■ TEXT TO READ

Re: [PATCH 2/4] ublk: refactor recovery configuration flag helpers

Ming Lei <ming.lei@xxxxxxxxxx> · Tue, 2 Jul 2024 19:09:24 +0800

On Mon, Jun 17, 2024 at 01:44:49PM -0600, Uday Shankar wrote:
> ublk currently supports the following behaviors on ublk server exit:
> 
> A: outstanding I/Os get errors, subsequently issued I/Os get errors
> B: outstanding I/Os get errors, subsequently issued I/Os queue
> C: outstanding I/Os get reissued, subsequently issued I/Os queue
> 
> and the following behaviors for recovery of preexisting block devices by
> a future incarnation of the ublk server:
> 
> 1: ublk devices stopped on ublk server exit (no recovery possible)

■ DATA SUPPLIED
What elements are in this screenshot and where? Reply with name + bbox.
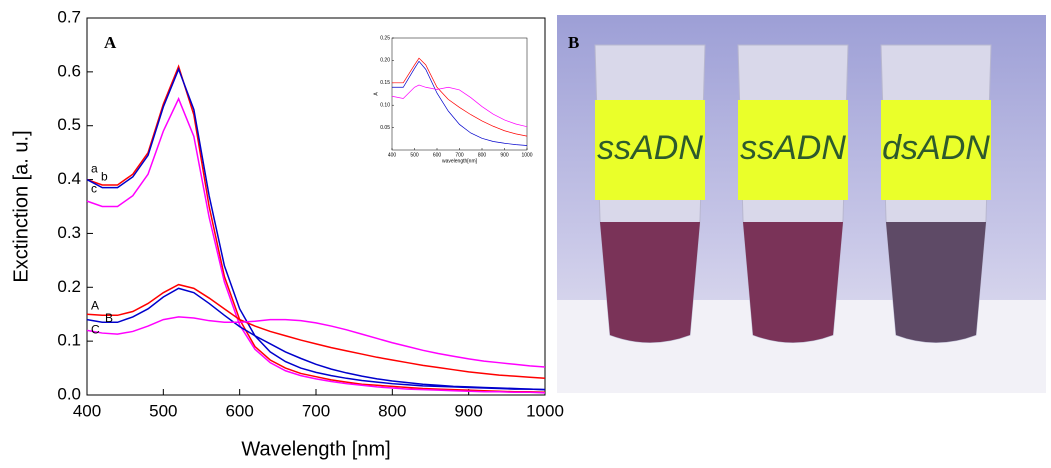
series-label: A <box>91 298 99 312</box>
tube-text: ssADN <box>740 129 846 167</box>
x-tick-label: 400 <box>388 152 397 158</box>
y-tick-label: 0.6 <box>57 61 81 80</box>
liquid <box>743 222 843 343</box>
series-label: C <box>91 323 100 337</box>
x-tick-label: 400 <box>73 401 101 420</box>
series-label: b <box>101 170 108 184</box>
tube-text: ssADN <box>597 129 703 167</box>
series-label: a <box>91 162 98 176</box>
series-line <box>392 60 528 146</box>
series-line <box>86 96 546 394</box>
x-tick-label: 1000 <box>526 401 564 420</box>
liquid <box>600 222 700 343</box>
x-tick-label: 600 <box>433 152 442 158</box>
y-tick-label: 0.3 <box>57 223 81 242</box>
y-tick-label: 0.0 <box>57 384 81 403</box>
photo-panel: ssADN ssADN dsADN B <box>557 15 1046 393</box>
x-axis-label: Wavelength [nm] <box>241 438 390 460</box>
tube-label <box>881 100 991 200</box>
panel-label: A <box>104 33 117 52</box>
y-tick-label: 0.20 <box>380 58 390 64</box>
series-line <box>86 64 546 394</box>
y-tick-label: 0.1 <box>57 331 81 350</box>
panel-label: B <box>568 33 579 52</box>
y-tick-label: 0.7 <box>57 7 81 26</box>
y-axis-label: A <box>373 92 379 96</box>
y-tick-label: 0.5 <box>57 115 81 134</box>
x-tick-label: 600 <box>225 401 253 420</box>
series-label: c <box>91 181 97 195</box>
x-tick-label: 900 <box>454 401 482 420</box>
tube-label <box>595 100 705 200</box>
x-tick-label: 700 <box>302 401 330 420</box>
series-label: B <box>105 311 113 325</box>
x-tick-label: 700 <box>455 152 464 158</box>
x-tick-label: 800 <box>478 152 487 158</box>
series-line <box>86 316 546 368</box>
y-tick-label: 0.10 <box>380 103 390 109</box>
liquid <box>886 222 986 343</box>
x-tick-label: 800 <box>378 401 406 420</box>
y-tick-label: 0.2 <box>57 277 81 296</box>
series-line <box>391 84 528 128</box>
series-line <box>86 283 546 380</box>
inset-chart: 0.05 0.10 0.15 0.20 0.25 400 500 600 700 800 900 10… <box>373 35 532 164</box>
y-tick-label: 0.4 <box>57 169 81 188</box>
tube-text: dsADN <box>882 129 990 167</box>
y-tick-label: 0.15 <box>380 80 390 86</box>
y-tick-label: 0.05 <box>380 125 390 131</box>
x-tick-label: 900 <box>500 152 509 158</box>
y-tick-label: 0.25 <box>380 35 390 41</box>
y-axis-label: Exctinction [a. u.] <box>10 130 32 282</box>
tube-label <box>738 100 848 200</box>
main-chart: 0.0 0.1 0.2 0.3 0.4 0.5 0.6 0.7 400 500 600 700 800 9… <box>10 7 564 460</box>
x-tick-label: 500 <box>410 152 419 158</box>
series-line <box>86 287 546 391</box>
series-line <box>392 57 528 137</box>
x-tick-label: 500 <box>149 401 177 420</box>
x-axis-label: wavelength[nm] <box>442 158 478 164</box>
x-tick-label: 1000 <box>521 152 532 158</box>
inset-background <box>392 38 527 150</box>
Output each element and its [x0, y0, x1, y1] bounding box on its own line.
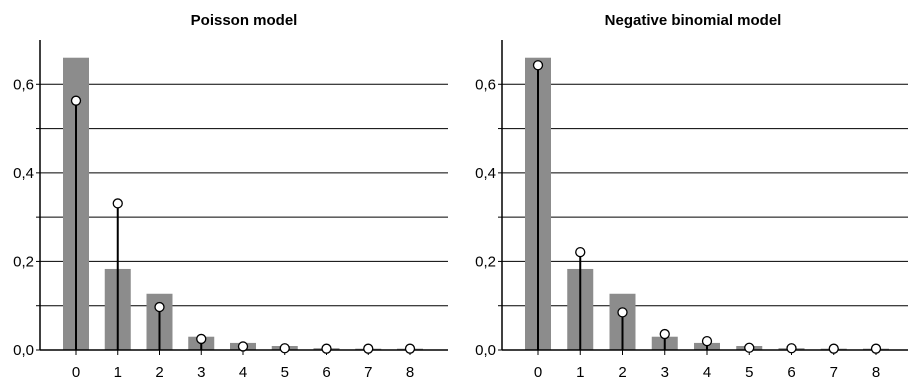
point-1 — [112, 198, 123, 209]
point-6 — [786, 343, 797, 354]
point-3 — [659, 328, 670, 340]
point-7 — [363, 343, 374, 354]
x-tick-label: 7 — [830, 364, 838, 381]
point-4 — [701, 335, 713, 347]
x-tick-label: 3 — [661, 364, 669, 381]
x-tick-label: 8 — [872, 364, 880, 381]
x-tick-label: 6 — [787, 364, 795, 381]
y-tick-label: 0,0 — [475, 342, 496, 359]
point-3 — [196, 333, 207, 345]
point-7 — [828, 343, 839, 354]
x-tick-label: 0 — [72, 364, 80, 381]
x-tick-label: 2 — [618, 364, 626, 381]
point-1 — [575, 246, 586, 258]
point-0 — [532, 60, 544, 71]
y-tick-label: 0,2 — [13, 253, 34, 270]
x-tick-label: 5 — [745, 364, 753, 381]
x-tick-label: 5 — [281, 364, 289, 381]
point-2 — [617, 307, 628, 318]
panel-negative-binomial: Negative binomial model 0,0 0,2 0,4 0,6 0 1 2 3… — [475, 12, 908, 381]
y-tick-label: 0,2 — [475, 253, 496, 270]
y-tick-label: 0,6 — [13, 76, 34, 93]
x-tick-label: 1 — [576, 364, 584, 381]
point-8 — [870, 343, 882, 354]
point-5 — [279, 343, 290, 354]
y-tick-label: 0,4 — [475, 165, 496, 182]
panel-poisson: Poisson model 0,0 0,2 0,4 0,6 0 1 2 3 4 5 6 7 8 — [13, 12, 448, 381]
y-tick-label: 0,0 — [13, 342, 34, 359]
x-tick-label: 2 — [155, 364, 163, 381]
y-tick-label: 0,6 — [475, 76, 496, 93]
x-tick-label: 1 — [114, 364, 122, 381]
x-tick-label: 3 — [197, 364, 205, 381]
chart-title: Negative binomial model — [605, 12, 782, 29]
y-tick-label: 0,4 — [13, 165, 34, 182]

■ TASK REQUIREMENTS
**1)** In the ublk patch reply, what does behavior B do on ublk server exit?
**2)** Pick up the ublk patch reply after its last line and keep writing it.

■ EXPECTED RESULTS
**1)** Outstanding I/Os get errors, and subsequently issued I/Os queue.

**2)**
> 2: ublk devices are recoverable using start/end_recovery commands
> 
> The userspace interface allows selection of combinations of these
> behaviors using flags specified at device creation time, namely:
> 
> default behavior: A + 1
> UBLK_F_USER_RECOVERY: B + 2
> UBLK_F_USER_RECOVERY|UBLK_F_USER_RECOVERY_REISSUE: C + 2
> 
> We can't easily change the userspace interface to allow independent
> selection of one of {A, B, C} and one of {1, 2}, but we can refactor the
> internal helpers which test for the flags. Replace the existing helpers
> with the following set:
> 
> ublk_nosrv_should_reissue_outstanding: tests for behavior C
> ublk_nosrv_should_queue_io: tests for behavior B
> ublk_nosrv_should_stop_dev: tests for behavior 1
> 
> Signed-off-by: Uday Shankar <ushankar@xxxxxxxxxxxxxxx>
> ---
>  drivers/block/ublk_drv.c | 55 +++++++++++++++++++++++++---------------
>  1 file changed, 34 insertions(+), 21 deletions(-)
> 
> diff --git a/drivers/block/ublk_drv.c b/drivers/block/ublk_drv.c
> index 2752a9afe9d4..e8cca58a71bc 100644
> --- a/drivers/block/ublk_drv.c
> +++ b/drivers/block/ublk_drv.c
> @@ -652,22 +652,35 @@ static inline int ublk_queue_cmd_buf_size(struct ublk_device *ub, int q_id)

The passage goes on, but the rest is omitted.